--- START ---
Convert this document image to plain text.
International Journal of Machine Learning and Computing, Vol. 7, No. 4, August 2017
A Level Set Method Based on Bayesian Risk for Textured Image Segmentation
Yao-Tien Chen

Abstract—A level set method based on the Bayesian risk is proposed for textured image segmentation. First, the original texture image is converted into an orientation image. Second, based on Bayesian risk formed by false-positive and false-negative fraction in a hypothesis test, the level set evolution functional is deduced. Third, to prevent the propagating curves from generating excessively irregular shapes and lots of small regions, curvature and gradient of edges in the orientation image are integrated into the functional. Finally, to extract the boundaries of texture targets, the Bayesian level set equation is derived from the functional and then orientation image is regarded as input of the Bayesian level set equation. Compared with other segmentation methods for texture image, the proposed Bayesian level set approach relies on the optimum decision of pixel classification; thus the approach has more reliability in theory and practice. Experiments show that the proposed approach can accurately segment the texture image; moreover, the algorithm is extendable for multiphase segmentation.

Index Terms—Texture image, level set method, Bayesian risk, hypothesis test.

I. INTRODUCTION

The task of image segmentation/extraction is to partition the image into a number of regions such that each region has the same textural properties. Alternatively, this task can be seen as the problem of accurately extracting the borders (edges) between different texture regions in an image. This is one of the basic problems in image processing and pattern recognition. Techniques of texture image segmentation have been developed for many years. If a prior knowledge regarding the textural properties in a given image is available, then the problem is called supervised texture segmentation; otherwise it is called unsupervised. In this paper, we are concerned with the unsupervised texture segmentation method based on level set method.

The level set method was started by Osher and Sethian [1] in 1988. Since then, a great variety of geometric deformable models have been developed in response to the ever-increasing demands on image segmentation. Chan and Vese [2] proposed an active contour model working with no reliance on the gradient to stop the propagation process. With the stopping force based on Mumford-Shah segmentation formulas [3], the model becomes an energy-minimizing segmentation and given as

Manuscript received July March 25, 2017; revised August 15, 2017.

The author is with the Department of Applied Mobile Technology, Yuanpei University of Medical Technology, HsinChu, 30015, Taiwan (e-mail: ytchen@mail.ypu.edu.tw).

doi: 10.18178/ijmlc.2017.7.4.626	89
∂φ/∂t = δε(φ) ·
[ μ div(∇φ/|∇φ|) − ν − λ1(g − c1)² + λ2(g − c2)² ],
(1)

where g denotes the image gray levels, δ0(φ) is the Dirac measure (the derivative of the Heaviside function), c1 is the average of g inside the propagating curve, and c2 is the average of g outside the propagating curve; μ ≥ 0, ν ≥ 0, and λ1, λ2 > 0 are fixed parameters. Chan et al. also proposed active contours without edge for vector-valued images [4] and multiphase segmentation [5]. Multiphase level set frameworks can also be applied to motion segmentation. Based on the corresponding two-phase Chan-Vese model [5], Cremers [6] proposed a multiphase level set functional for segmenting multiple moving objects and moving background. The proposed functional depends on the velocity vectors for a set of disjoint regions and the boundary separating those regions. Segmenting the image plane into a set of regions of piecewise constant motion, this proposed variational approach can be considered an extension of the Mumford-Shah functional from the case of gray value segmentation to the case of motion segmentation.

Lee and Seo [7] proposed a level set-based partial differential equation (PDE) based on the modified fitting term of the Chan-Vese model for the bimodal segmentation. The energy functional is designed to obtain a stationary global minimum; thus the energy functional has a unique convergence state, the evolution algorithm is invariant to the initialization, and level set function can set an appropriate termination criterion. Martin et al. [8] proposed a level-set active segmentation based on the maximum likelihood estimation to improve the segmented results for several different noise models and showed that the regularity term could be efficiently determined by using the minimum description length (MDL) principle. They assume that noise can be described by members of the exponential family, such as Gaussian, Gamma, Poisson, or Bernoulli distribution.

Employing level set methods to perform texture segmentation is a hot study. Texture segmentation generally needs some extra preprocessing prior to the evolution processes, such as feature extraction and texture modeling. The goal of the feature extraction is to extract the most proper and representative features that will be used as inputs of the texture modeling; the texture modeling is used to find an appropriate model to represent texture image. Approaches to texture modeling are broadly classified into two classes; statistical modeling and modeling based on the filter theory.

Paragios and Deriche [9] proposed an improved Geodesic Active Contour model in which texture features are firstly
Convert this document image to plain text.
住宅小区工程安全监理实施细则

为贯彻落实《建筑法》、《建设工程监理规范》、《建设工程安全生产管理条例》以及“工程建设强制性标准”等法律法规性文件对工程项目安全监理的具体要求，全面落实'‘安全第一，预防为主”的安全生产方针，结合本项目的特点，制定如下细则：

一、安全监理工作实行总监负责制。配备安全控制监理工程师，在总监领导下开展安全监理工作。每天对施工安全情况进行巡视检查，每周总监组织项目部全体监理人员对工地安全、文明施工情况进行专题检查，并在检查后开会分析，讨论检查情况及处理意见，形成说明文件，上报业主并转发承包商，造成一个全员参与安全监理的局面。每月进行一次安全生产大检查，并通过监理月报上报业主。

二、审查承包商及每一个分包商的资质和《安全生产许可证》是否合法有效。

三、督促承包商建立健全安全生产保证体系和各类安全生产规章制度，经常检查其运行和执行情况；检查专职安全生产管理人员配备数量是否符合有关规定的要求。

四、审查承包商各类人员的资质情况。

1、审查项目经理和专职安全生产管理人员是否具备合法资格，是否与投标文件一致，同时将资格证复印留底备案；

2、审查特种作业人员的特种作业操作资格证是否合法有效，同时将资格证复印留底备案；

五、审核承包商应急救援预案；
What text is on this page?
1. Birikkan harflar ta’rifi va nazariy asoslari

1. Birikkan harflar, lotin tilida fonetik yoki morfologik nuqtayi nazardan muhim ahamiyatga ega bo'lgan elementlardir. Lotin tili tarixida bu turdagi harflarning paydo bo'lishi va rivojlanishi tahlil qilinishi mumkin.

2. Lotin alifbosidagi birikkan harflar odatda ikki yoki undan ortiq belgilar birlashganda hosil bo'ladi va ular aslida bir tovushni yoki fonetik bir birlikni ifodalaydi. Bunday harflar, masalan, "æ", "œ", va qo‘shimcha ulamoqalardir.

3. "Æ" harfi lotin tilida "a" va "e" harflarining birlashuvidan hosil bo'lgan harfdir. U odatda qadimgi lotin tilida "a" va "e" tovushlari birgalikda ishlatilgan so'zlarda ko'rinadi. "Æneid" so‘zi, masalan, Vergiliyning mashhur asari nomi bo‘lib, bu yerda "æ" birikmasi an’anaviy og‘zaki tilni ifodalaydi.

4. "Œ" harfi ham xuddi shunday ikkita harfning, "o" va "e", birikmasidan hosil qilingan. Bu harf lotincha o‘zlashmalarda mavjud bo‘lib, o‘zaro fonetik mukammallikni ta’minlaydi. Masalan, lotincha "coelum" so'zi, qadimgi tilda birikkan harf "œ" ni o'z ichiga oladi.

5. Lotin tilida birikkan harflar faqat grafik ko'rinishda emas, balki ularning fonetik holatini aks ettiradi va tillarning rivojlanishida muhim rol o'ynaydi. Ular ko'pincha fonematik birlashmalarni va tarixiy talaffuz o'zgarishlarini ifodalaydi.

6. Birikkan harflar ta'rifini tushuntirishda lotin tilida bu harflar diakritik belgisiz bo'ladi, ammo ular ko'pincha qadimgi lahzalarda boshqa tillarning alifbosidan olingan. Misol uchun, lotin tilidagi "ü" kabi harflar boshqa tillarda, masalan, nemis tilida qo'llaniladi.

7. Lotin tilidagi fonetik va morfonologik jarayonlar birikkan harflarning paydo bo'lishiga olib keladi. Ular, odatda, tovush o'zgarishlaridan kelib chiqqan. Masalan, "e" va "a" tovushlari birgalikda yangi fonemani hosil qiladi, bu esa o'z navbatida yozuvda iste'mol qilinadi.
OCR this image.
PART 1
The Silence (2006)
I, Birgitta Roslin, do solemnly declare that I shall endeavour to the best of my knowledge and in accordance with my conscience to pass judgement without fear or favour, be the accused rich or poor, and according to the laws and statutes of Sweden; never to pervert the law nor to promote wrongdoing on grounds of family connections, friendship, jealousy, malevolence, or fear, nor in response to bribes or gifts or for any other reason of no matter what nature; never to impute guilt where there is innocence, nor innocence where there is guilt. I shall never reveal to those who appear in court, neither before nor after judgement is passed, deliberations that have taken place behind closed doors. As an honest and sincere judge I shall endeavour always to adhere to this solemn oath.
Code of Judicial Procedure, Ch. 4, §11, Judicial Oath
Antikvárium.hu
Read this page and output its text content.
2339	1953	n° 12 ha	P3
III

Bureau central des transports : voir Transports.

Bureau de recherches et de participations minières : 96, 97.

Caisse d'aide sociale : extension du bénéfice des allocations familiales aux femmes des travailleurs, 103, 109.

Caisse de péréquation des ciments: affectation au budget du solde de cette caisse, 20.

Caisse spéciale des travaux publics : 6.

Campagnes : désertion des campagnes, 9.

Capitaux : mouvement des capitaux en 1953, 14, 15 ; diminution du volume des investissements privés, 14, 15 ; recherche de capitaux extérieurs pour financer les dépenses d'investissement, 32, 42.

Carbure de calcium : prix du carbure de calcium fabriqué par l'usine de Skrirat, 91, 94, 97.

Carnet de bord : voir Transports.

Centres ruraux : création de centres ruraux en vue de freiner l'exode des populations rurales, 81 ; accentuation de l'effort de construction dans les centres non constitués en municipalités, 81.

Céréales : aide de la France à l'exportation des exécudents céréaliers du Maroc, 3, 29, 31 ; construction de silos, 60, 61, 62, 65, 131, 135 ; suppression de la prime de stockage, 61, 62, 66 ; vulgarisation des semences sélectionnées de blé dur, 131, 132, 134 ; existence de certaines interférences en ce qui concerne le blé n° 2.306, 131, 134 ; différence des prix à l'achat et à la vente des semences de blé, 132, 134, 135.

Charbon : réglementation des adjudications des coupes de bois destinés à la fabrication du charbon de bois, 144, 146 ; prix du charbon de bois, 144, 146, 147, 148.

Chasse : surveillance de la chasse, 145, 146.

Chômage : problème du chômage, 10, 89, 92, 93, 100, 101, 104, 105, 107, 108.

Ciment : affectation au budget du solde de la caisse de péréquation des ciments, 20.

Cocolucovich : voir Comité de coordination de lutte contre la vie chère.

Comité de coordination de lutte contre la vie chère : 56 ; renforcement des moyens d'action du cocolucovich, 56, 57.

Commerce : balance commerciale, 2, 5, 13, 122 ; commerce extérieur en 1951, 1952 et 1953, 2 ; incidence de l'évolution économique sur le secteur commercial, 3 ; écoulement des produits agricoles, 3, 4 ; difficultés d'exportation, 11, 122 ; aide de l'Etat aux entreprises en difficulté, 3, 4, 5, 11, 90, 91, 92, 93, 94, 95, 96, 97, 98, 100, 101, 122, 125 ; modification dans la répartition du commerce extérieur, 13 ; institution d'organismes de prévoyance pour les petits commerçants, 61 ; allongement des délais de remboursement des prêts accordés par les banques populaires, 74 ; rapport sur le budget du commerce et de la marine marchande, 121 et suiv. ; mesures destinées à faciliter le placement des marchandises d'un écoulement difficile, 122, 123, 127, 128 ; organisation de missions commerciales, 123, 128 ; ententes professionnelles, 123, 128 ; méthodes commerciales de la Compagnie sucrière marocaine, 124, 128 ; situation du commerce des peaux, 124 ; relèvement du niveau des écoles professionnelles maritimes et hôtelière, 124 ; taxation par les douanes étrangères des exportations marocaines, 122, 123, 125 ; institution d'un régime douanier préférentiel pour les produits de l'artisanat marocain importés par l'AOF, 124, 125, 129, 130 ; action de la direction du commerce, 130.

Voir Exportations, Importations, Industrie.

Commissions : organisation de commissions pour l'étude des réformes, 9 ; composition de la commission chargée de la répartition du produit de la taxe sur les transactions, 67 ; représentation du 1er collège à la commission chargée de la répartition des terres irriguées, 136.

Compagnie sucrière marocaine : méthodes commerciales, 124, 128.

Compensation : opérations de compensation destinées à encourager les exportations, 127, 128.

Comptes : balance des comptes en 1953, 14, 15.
--- END ---
**Goal of the exercise:** Count the lines in the records above that contain the word "同时将资格证复印留底备案", and reply with only that number.

**Result of the task:** 2